Will you output all of the data below exactly, omitting the images?

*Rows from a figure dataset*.
◇ ◇ ◇ ◇

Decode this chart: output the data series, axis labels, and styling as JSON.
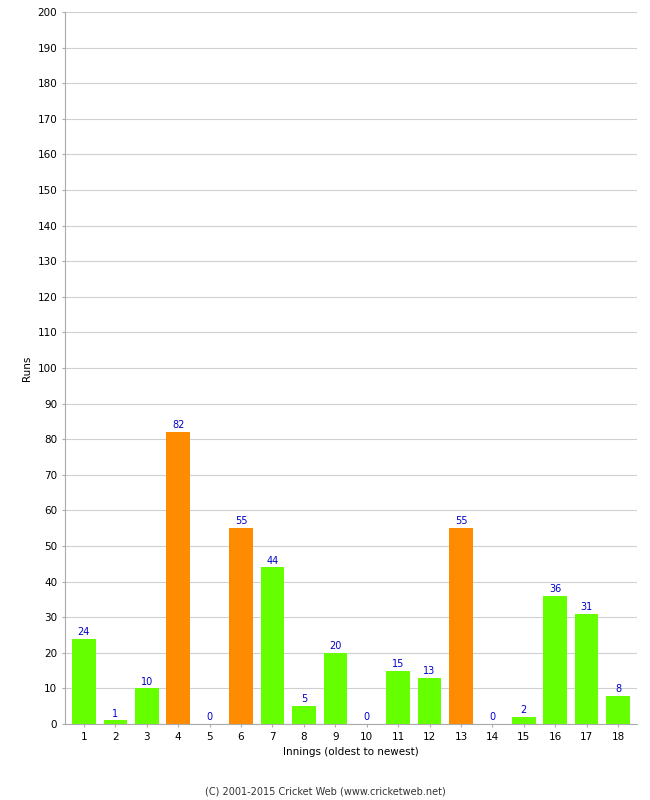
{
  "xlabel": "Innings (oldest to newest)",
  "ylabel": "Runs",
  "categories": [
    1,
    2,
    3,
    4,
    5,
    6,
    7,
    8,
    9,
    10,
    11,
    12,
    13,
    14,
    15,
    16,
    17,
    18
  ],
  "values": [
    24,
    1,
    10,
    82,
    0,
    55,
    44,
    5,
    20,
    0,
    15,
    13,
    55,
    0,
    2,
    36,
    31,
    8
  ],
  "bar_colors": [
    "#66ff00",
    "#66ff00",
    "#66ff00",
    "#ff8c00",
    "#66ff00",
    "#ff8c00",
    "#66ff00",
    "#66ff00",
    "#66ff00",
    "#66ff00",
    "#66ff00",
    "#66ff00",
    "#ff8c00",
    "#66ff00",
    "#66ff00",
    "#66ff00",
    "#66ff00",
    "#66ff00"
  ],
  "label_color": "#0000cc",
  "label_fontsize": 7,
  "ylim": [
    0,
    200
  ],
  "ytick_interval": 10,
  "background_color": "#ffffff",
  "grid_color": "#d0d0d0",
  "ylabel_fontsize": 7.5,
  "xlabel_fontsize": 7.5,
  "tick_fontsize": 7.5,
  "footer": "(C) 2001-2015 Cricket Web (www.cricketweb.net)",
  "footer_fontsize": 7
}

◇ ◇ ◇ ◇

*SOLUTION*.
Decode this chart: output the data series, axis labels, and styling as JSON.
{
  "xlabel": "Innings (oldest to newest)",
  "ylabel": "Runs",
  "categories": [
    1,
    2,
    3,
    4,
    5,
    6,
    7,
    8,
    9,
    10,
    11,
    12,
    13,
    14,
    15,
    16,
    17,
    18
  ],
  "values": [
    24,
    1,
    10,
    82,
    0,
    55,
    44,
    5,
    20,
    0,
    15,
    13,
    55,
    0,
    2,
    36,
    31,
    8
  ],
  "bar_colors": [
    "#66ff00",
    "#66ff00",
    "#66ff00",
    "#ff8c00",
    "#66ff00",
    "#ff8c00",
    "#66ff00",
    "#66ff00",
    "#66ff00",
    "#66ff00",
    "#66ff00",
    "#66ff00",
    "#ff8c00",
    "#66ff00",
    "#66ff00",
    "#66ff00",
    "#66ff00",
    "#66ff00"
  ],
  "label_color": "#0000cc",
  "label_fontsize": 7,
  "ylim": [
    0,
    200
  ],
  "ytick_interval": 10,
  "background_color": "#ffffff",
  "grid_color": "#d0d0d0",
  "ylabel_fontsize": 7.5,
  "xlabel_fontsize": 7.5,
  "tick_fontsize": 7.5,
  "footer": "(C) 2001-2015 Cricket Web (www.cricketweb.net)",
  "footer_fontsize": 7
}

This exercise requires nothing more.